— start of Data for this exercise —

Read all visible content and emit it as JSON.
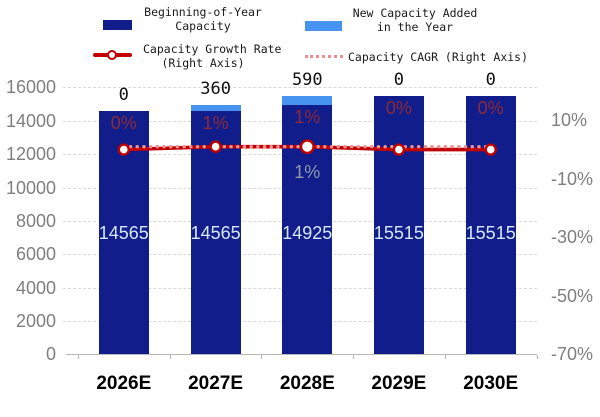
{
  "legend": {
    "items": [
      {
        "label_line1": "Beginning-of-Year",
        "label_line2": "Capacity",
        "swatch": "navy-bar",
        "swatch_color": "#101d8b"
      },
      {
        "label_line1": "New Capacity Added",
        "label_line2": "in the Year",
        "swatch": "blue-bar",
        "swatch_color": "#4693f0"
      },
      {
        "label_line1": "Capacity Growth Rate",
        "label_line2": "(Right Axis)",
        "swatch": "red-line-marker",
        "swatch_color": "#c00000"
      },
      {
        "label_line1": "Capacity CAGR (Right Axis)",
        "label_line2": "",
        "swatch": "pink-dotted-line",
        "swatch_color": "#ef8f8f"
      }
    ]
  },
  "chart_data": {
    "type": "bar",
    "subtype": "stacked bars with two right-axis lines",
    "categories": [
      "2026E",
      "2027E",
      "2028E",
      "2029E",
      "2030E"
    ],
    "series": [
      {
        "name": "Beginning-of-Year Capacity",
        "type": "bar",
        "axis": "left",
        "color": "#101d8b",
        "values": [
          14565,
          14565,
          14925,
          15515,
          15515
        ],
        "labels_inside": [
          "14565",
          "14565",
          "14925",
          "15515",
          "15515"
        ]
      },
      {
        "name": "New Capacity Added in the Year",
        "type": "bar",
        "axis": "left",
        "color": "#4693f0",
        "values": [
          0,
          360,
          590,
          0,
          0
        ],
        "labels_above": [
          "0",
          "360",
          "590",
          "0",
          "0"
        ]
      },
      {
        "name": "Capacity Growth Rate (Right Axis)",
        "type": "line",
        "axis": "right",
        "color": "#c00000",
        "values_pct": [
          0,
          1,
          1,
          0,
          0
        ],
        "labels": [
          "0%",
          "1%",
          "1%",
          "0%",
          "0%"
        ]
      },
      {
        "name": "Capacity CAGR (Right Axis)",
        "type": "dotted-line",
        "axis": "right",
        "color": "#ef8f8f",
        "value_pct": 1,
        "label": "1%",
        "label_category": "2028E"
      }
    ],
    "axis_left": {
      "min": 0,
      "max": 16000,
      "tick_step": 2000,
      "ticks": [
        "16000",
        "14000",
        "12000",
        "10000",
        "8000",
        "6000",
        "4000",
        "2000",
        "0"
      ],
      "tick_values": [
        16000,
        14000,
        12000,
        10000,
        8000,
        6000,
        4000,
        2000,
        0
      ]
    },
    "axis_right": {
      "ticks": [
        "10%",
        "-10%",
        "-30%",
        "-50%",
        "-70%"
      ],
      "tick_values": [
        10,
        -10,
        -30,
        -50,
        -70
      ]
    },
    "grid": "horizontal dashed",
    "legend_position": "top"
  },
  "colors": {
    "bar_navy": "#101d8b",
    "bar_blue": "#4693f0",
    "line_red": "#c00000",
    "line_cagr_pink": "#ef8f8f",
    "growth_label": "#8d2a38",
    "cagr_label": "#9297ac",
    "bar_value_label": "#d4e9fb",
    "axis_tick_label": "#7f7f7f",
    "gridline": "#d9d9d9"
  }
}
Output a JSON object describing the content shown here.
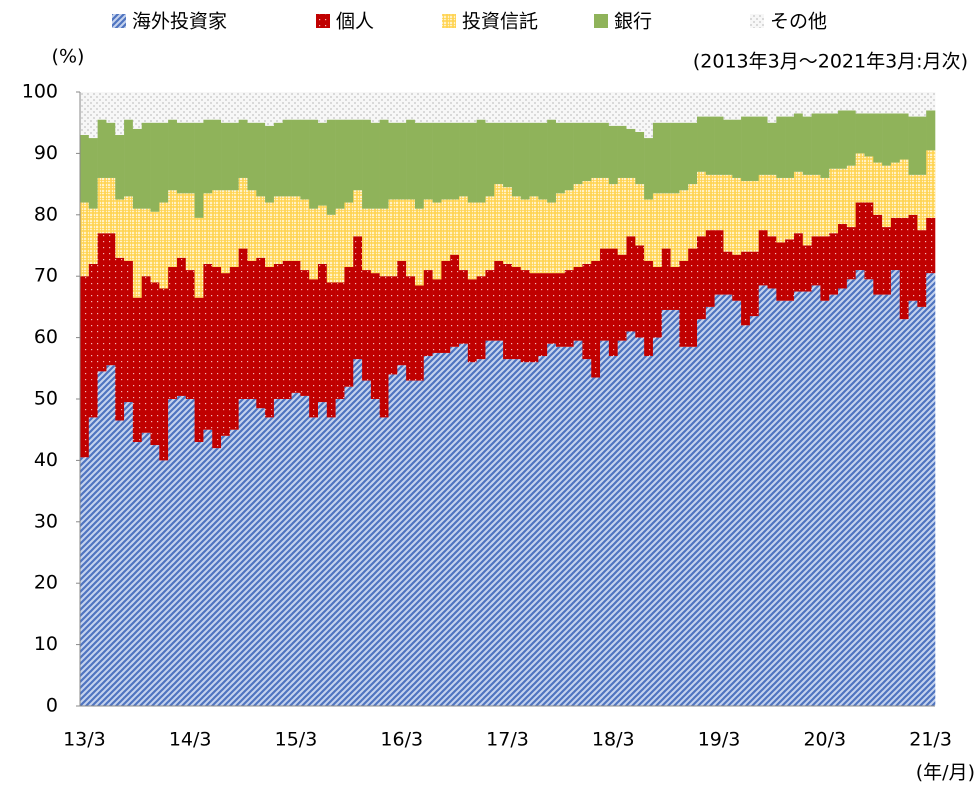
{
  "chart_data": {
    "type": "stacked_bar",
    "y_label": "(%)",
    "note": "(2013年3月～2021年3月:月次)",
    "x_label": "(年/月)",
    "categories": [
      "13/3",
      null,
      null,
      null,
      null,
      null,
      null,
      null,
      null,
      null,
      null,
      null,
      "14/3",
      null,
      null,
      null,
      null,
      null,
      null,
      null,
      null,
      null,
      null,
      null,
      "15/3",
      null,
      null,
      null,
      null,
      null,
      null,
      null,
      null,
      null,
      null,
      null,
      "16/3",
      null,
      null,
      null,
      null,
      null,
      null,
      null,
      null,
      null,
      null,
      null,
      "17/3",
      null,
      null,
      null,
      null,
      null,
      null,
      null,
      null,
      null,
      null,
      null,
      "18/3",
      null,
      null,
      null,
      null,
      null,
      null,
      null,
      null,
      null,
      null,
      null,
      "19/3",
      null,
      null,
      null,
      null,
      null,
      null,
      null,
      null,
      null,
      null,
      null,
      "20/3",
      null,
      null,
      null,
      null,
      null,
      null,
      null,
      null,
      null,
      null,
      null,
      "21/3"
    ],
    "series": [
      {
        "name": "海外投資家",
        "color": "#4f74c0",
        "values": [
          40.5,
          47,
          54.5,
          55.5,
          46.5,
          49.5,
          43,
          44.5,
          42.5,
          40,
          50,
          50.5,
          50,
          43,
          45,
          42,
          44,
          45,
          50,
          50,
          48.5,
          47,
          50,
          50,
          51,
          50.5,
          47,
          49.5,
          47,
          50,
          52,
          56.5,
          53,
          50,
          47,
          54,
          55.5,
          53,
          53,
          57,
          57.5,
          57.5,
          58.5,
          59,
          56,
          56.5,
          59.5,
          59.5,
          56.5,
          56.5,
          56,
          56,
          57,
          59,
          58.5,
          58.5,
          59.5,
          56.5,
          53.5,
          59.5,
          57,
          59.5,
          61,
          60,
          57,
          60,
          64.5,
          64.5,
          58.5,
          58.5,
          63,
          65,
          67,
          67,
          66,
          62,
          63.5,
          68.5,
          68,
          66,
          66,
          67.5,
          67.5,
          68.5,
          66,
          67,
          68,
          69.5,
          71,
          69.5,
          67,
          67,
          71,
          63,
          66,
          65,
          70.5
        ]
      },
      {
        "name": "個人",
        "color": "#c00000",
        "values": [
          29.5,
          25,
          22.5,
          21.5,
          26.5,
          23,
          23.5,
          25.5,
          26.5,
          28,
          21.5,
          22.5,
          21,
          23.5,
          27,
          29.5,
          26.5,
          26.5,
          24.5,
          22.5,
          24.5,
          24.5,
          22,
          22.5,
          21.5,
          20.5,
          22.5,
          22.5,
          22,
          19,
          19.5,
          20,
          18,
          20.5,
          23,
          16,
          17,
          17,
          15.5,
          14,
          12,
          15,
          15,
          12,
          13.5,
          13.5,
          11.5,
          13,
          15.5,
          15,
          15,
          14.5,
          13.5,
          11.5,
          12,
          12.5,
          12,
          15.5,
          19,
          15,
          17.5,
          14,
          15.5,
          15,
          15.5,
          11.5,
          10,
          7,
          14,
          16,
          13.5,
          12.5,
          10.5,
          7,
          7.5,
          12,
          10.5,
          9,
          8.5,
          9.5,
          10,
          9.5,
          7.5,
          8,
          10.5,
          10,
          10.5,
          8.5,
          11,
          12.5,
          13,
          11,
          8.5,
          16.5,
          14,
          12.5,
          9
        ]
      },
      {
        "name": "投資信託",
        "color": "#ffd24d",
        "values": [
          12,
          9,
          9,
          9,
          9.5,
          10.5,
          14.5,
          11,
          11.5,
          14,
          12.5,
          10.5,
          12.5,
          13,
          11.5,
          12.5,
          13.5,
          12.5,
          11.5,
          11.5,
          10,
          10.5,
          11,
          10.5,
          10.5,
          11.5,
          11.5,
          9.5,
          11,
          12,
          10.5,
          7.5,
          10,
          10.5,
          11,
          12.5,
          10,
          12.5,
          12.5,
          11.5,
          12.5,
          10,
          9,
          12,
          12.5,
          12,
          12,
          12.5,
          12.5,
          11.5,
          11.5,
          12.5,
          12,
          11.5,
          13,
          13,
          13.5,
          13.5,
          13.5,
          11.5,
          10.5,
          12.5,
          9.5,
          10,
          10,
          12,
          9,
          12,
          11.5,
          10.5,
          10.5,
          9,
          9,
          12.5,
          12.5,
          11.5,
          11.5,
          9,
          10,
          10.5,
          10,
          10,
          11.5,
          10,
          9.5,
          10.5,
          9,
          10,
          8,
          7.5,
          8.5,
          10,
          9,
          9.5,
          6.5,
          9,
          11
        ]
      },
      {
        "name": "銀行",
        "color": "#8fb35a",
        "values": [
          11,
          11.5,
          9.5,
          9,
          10.5,
          12.5,
          13,
          14,
          14.5,
          13,
          11.5,
          11.5,
          11.5,
          15.5,
          12,
          11.5,
          11,
          11,
          9.5,
          11,
          12,
          12.5,
          12,
          12.5,
          12.5,
          13,
          14.5,
          13.5,
          15.5,
          14.5,
          13.5,
          11.5,
          14.5,
          14,
          14.5,
          12.5,
          12.5,
          13,
          14,
          12.5,
          13,
          12.5,
          12.5,
          12,
          13,
          13.5,
          12,
          10,
          10.5,
          12,
          12.5,
          12,
          12.5,
          13.5,
          11.5,
          11,
          10,
          9.5,
          9,
          9,
          9.5,
          8.5,
          8,
          8.5,
          10,
          11.5,
          11.5,
          11.5,
          11,
          10,
          9,
          9.5,
          9.5,
          9,
          9.5,
          10.5,
          10.5,
          9.5,
          8.5,
          10,
          10,
          9.5,
          9.5,
          10,
          10.5,
          9,
          9.5,
          9,
          6.5,
          7,
          8,
          8.5,
          8,
          7.5,
          9.5,
          9.5,
          6.5
        ]
      },
      {
        "name": "その他",
        "color": "#d9d9d9",
        "values": [
          7,
          7.5,
          4.5,
          5,
          7,
          4.5,
          6,
          5,
          5,
          5,
          4.5,
          5,
          5,
          5,
          4.5,
          4.5,
          5,
          5,
          4.5,
          5,
          5,
          5.5,
          5,
          4.5,
          4.5,
          4.5,
          4.5,
          5,
          4.5,
          4.5,
          4.5,
          4.5,
          4.5,
          5,
          4.5,
          5,
          5,
          4.5,
          5,
          5,
          5,
          5,
          5,
          5,
          5,
          4.5,
          5,
          5,
          5,
          5,
          5,
          5,
          5,
          4.5,
          5,
          5,
          5,
          5,
          5,
          5,
          5.5,
          5.5,
          6,
          6.5,
          7.5,
          5,
          5,
          5,
          5,
          5,
          4,
          4,
          4,
          4.5,
          4.5,
          4,
          4,
          4,
          5,
          4,
          4,
          3.5,
          4,
          3.5,
          3.5,
          3.5,
          3,
          3,
          3.5,
          3.5,
          3.5,
          3.5,
          3.5,
          3.5,
          4,
          4,
          3
        ]
      }
    ],
    "ylim": [
      0,
      100
    ],
    "yticks": [
      0,
      10,
      20,
      30,
      40,
      50,
      60,
      70,
      80,
      90,
      100
    ],
    "grid": false
  }
}
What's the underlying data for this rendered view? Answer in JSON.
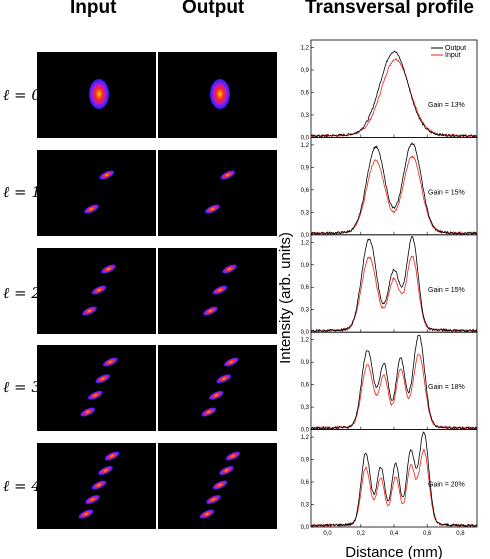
{
  "headers": {
    "input": "Input",
    "output": "Output",
    "profile": "Transversal profile"
  },
  "rows": [
    {
      "label": "ℓ = 0",
      "gain": "Gain = 13%",
      "lobes": 1
    },
    {
      "label": "ℓ = 1",
      "gain": "Gain = 15%",
      "lobes": 2
    },
    {
      "label": "ℓ = 2",
      "gain": "Gain = 15%",
      "lobes": 3
    },
    {
      "label": "ℓ = 3",
      "gain": "Gain = 18%",
      "lobes": 4
    },
    {
      "label": "ℓ = 4",
      "gain": "Gain = 20%",
      "lobes": 5
    }
  ],
  "colors": {
    "output": "#000000",
    "input": "#e8231e",
    "beam_bg": "#000000"
  },
  "chart_data": {
    "type": "line",
    "xlabel": "Distance (mm)",
    "ylabel": "Intensity (arb. units)",
    "xlim": [
      -0.1,
      0.9
    ],
    "ylim": [
      0,
      1.3
    ],
    "xticks": [
      "0,0",
      "0,2",
      "0,4",
      "0,6",
      "0,8"
    ],
    "yticks": [
      "0,0",
      "0,3",
      "0,6",
      "0,9",
      "1,2"
    ],
    "legend": {
      "placement": "top-right",
      "entries": [
        "Output",
        "Input"
      ]
    },
    "panels": [
      {
        "gain": "Gain = 13%",
        "series": [
          {
            "name": "Output",
            "peaks": [
              [
                0.4,
                1.1,
                0.085
              ]
            ]
          },
          {
            "name": "Input",
            "peaks": [
              [
                0.41,
                1.0,
                0.085
              ]
            ]
          }
        ]
      },
      {
        "gain": "Gain = 15%",
        "series": [
          {
            "name": "Output",
            "peaks": [
              [
                0.29,
                1.13,
                0.055
              ],
              [
                0.51,
                1.18,
                0.055
              ]
            ]
          },
          {
            "name": "Input",
            "peaks": [
              [
                0.29,
                0.95,
                0.055
              ],
              [
                0.51,
                1.0,
                0.055
              ]
            ]
          }
        ]
      },
      {
        "gain": "Gain = 15%",
        "series": [
          {
            "name": "Output",
            "peaks": [
              [
                0.25,
                1.2,
                0.045
              ],
              [
                0.4,
                0.78,
                0.035
              ],
              [
                0.51,
                1.22,
                0.035
              ]
            ]
          },
          {
            "name": "Input",
            "peaks": [
              [
                0.25,
                0.96,
                0.045
              ],
              [
                0.4,
                0.66,
                0.035
              ],
              [
                0.51,
                0.97,
                0.035
              ]
            ]
          }
        ]
      },
      {
        "gain": "Gain = 18%",
        "series": [
          {
            "name": "Output",
            "peaks": [
              [
                0.24,
                1.02,
                0.035
              ],
              [
                0.34,
                0.82,
                0.028
              ],
              [
                0.44,
                0.9,
                0.028
              ],
              [
                0.55,
                1.22,
                0.035
              ]
            ]
          },
          {
            "name": "Input",
            "peaks": [
              [
                0.24,
                0.82,
                0.035
              ],
              [
                0.34,
                0.66,
                0.028
              ],
              [
                0.44,
                0.76,
                0.028
              ],
              [
                0.55,
                0.97,
                0.035
              ]
            ]
          }
        ]
      },
      {
        "gain": "Gain = 20%",
        "series": [
          {
            "name": "Output",
            "peaks": [
              [
                0.23,
                0.95,
                0.028
              ],
              [
                0.32,
                0.75,
                0.025
              ],
              [
                0.41,
                0.8,
                0.025
              ],
              [
                0.5,
                0.95,
                0.025
              ],
              [
                0.58,
                1.22,
                0.03
              ]
            ]
          },
          {
            "name": "Input",
            "peaks": [
              [
                0.23,
                0.75,
                0.028
              ],
              [
                0.32,
                0.6,
                0.025
              ],
              [
                0.41,
                0.62,
                0.025
              ],
              [
                0.5,
                0.75,
                0.025
              ],
              [
                0.58,
                0.98,
                0.03
              ]
            ]
          }
        ]
      }
    ]
  }
}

— end of Data for this exercise —

**Written exercise**
Pick out every line with the string "Rate" and copy it.

**Solution to the exercise**
        "label_line1": "Capacity Growth Rate",
        "name": "Capacity Growth Rate (Right Axis)",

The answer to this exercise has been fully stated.